Exercise >> From the listing below, return each line that includes "axis".

* Start Dataset *

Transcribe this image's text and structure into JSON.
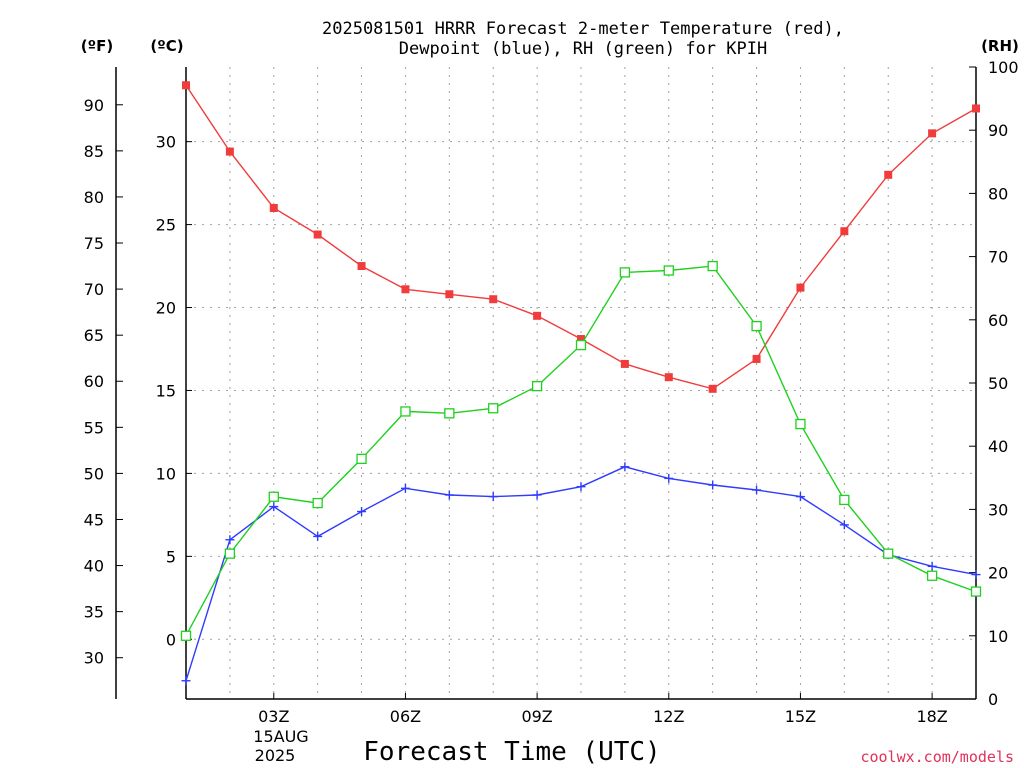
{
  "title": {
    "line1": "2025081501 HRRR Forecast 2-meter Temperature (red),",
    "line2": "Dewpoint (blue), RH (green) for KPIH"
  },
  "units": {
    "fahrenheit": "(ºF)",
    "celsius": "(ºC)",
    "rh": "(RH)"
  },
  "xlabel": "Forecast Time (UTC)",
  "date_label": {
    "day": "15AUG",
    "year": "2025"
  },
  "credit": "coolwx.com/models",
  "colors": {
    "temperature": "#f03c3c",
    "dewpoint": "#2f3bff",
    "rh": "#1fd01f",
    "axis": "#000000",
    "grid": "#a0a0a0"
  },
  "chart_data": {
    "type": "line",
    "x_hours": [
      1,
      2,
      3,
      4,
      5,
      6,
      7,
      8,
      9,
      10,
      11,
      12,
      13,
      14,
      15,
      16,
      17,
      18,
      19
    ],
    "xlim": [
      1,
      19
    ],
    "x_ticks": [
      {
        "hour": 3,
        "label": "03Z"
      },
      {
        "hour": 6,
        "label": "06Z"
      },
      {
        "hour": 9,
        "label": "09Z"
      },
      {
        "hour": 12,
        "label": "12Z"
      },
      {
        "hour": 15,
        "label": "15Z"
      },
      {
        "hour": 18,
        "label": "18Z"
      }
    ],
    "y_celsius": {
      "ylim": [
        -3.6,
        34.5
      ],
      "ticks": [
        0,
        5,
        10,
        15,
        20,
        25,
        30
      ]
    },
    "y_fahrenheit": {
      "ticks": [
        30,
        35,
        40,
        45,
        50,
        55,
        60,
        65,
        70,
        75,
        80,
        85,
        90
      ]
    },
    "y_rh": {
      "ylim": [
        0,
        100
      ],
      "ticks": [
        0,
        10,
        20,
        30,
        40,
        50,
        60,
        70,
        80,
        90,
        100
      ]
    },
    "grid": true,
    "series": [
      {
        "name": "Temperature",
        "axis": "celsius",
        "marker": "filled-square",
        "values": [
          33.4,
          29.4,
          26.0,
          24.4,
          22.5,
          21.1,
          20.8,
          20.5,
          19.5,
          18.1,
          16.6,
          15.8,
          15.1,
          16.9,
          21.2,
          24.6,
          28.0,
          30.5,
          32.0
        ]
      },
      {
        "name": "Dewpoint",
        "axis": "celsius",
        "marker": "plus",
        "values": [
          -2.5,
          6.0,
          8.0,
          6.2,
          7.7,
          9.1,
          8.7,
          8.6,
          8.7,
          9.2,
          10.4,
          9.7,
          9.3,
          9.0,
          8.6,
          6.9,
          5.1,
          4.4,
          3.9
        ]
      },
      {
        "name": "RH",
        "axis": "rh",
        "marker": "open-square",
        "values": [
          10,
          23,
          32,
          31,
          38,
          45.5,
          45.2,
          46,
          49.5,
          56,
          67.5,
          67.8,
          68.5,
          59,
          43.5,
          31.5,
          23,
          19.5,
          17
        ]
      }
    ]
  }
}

* End Dataset *

Worked solution >>
    "axis": "#000000",
        "axis": "celsius",
        "axis": "celsius",
        "axis": "rh",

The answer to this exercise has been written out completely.